YOUR INSTRUCTIONS
Report how many lines of the entries below contain the word "data", and nothing more.

INPUT ROWS
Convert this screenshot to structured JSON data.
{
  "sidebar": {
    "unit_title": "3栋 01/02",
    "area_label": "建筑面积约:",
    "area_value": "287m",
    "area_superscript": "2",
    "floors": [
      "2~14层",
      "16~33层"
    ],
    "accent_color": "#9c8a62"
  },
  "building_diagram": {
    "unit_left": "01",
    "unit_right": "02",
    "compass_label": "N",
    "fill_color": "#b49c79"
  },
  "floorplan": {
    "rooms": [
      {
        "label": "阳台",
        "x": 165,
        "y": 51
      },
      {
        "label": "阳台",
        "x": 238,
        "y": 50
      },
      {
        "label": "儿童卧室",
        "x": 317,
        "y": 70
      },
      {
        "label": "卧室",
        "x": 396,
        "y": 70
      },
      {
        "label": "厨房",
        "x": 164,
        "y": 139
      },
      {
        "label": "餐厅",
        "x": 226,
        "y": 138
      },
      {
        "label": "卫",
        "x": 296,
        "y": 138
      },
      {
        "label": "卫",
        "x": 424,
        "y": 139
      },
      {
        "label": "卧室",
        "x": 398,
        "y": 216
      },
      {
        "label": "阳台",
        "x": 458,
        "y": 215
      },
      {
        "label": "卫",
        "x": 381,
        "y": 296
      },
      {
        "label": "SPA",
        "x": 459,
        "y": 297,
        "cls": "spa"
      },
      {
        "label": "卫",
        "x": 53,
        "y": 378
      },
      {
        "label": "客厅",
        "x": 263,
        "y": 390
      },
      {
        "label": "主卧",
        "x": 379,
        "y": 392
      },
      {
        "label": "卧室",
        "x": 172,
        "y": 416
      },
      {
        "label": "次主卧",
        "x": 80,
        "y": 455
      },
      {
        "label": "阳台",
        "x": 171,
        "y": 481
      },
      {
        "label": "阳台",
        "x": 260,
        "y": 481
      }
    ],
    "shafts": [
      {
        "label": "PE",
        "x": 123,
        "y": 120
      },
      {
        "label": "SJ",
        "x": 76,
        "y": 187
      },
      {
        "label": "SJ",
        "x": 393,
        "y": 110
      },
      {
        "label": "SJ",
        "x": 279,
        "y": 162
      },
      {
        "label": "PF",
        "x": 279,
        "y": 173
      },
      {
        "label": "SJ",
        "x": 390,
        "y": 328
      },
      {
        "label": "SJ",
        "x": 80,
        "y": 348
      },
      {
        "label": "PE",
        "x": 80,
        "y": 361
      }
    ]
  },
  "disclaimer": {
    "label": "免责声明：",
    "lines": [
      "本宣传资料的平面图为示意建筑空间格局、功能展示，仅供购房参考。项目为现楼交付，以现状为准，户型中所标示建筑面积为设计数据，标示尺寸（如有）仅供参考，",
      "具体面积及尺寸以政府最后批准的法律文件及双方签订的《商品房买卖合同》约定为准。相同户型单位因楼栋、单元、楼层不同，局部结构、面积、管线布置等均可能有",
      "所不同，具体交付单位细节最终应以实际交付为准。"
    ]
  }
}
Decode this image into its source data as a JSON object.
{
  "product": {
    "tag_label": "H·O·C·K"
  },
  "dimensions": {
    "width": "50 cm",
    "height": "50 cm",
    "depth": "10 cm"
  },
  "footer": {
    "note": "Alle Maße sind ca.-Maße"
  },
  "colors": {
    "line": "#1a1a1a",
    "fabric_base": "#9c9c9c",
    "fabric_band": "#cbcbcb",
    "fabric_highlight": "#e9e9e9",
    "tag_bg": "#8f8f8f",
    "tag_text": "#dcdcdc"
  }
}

EXERCISE RESULT
2